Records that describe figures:
______________________________

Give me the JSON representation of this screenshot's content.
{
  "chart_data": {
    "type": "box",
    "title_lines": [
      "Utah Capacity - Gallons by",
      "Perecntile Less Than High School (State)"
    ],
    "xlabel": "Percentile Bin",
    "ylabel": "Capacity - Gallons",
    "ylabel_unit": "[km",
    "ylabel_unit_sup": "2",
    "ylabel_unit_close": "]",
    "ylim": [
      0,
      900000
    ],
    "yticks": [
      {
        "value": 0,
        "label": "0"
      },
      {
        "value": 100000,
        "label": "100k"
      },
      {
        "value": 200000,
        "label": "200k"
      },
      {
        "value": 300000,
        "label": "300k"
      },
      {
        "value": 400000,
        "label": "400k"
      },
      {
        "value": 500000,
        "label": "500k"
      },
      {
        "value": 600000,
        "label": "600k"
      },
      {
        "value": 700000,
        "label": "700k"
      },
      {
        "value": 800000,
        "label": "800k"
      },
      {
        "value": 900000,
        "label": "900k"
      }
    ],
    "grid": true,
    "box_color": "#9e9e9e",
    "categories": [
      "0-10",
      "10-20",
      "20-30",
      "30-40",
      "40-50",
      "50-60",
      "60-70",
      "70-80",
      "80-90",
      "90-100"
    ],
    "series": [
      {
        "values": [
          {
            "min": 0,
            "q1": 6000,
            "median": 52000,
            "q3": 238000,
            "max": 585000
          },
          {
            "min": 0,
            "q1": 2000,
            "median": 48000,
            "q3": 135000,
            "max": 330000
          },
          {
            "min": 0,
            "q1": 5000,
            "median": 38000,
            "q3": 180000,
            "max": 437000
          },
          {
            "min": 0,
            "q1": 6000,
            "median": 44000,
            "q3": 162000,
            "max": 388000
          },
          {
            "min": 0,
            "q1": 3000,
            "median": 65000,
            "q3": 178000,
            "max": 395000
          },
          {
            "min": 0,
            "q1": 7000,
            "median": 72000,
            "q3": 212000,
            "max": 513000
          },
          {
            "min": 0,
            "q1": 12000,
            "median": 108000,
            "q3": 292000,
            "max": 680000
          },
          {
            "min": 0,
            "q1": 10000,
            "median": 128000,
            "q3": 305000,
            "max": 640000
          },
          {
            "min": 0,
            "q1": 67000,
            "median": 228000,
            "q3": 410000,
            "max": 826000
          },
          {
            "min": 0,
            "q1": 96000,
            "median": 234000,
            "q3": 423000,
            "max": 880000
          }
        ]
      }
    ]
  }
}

______________________________

Could you quote the material above in full, exactly as it stands?

Give me the JSON representation of this screenshot's content.
{
  "chart_data": {
    "type": "box",
    "title_lines": [
      "Utah Capacity - Gallons by",
      "Perecntile Less Than High School (State)"
    ],
    "xlabel": "Percentile Bin",
    "ylabel": "Capacity - Gallons",
    "ylabel_unit": "[km",
    "ylabel_unit_sup": "2",
    "ylabel_unit_close": "]",
    "ylim": [
      0,
      900000
    ],
    "yticks": [
      {
        "value": 0,
        "label": "0"
      },
      {
        "value": 100000,
        "label": "100k"
      },
      {
        "value": 200000,
        "label": "200k"
      },
      {
        "value": 300000,
        "label": "300k"
      },
      {
        "value": 400000,
        "label": "400k"
      },
      {
        "value": 500000,
        "label": "500k"
      },
      {
        "value": 600000,
        "label": "600k"
      },
      {
        "value": 700000,
        "label": "700k"
      },
      {
        "value": 800000,
        "label": "800k"
      },
      {
        "value": 900000,
        "label": "900k"
      }
    ],
    "grid": true,
    "box_color": "#9e9e9e",
    "categories": [
      "0-10",
      "10-20",
      "20-30",
      "30-40",
      "40-50",
      "50-60",
      "60-70",
      "70-80",
      "80-90",
      "90-100"
    ],
    "series": [
      {
        "values": [
          {
            "min": 0,
            "q1": 6000,
            "median": 52000,
            "q3": 238000,
            "max": 585000
          },
          {
            "min": 0,
            "q1": 2000,
            "median": 48000,
            "q3": 135000,
            "max": 330000
          },
          {
            "min": 0,
            "q1": 5000,
            "median": 38000,
            "q3": 180000,
            "max": 437000
          },
          {
            "min": 0,
            "q1": 6000,
            "median": 44000,
            "q3": 162000,
            "max": 388000
          },
          {
            "min": 0,
            "q1": 3000,
            "median": 65000,
            "q3": 178000,
            "max": 395000
          },
          {
            "min": 0,
            "q1": 7000,
            "median": 72000,
            "q3": 212000,
            "max": 513000
          },
          {
            "min": 0,
            "q1": 12000,
            "median": 108000,
            "q3": 292000,
            "max": 680000
          },
          {
            "min": 0,
            "q1": 10000,
            "median": 128000,
            "q3": 305000,
            "max": 640000
          },
          {
            "min": 0,
            "q1": 67000,
            "median": 228000,
            "q3": 410000,
            "max": 826000
          },
          {
            "min": 0,
            "q1": 96000,
            "median": 234000,
            "q3": 423000,
            "max": 880000
          }
        ]
      }
    ]
  }
}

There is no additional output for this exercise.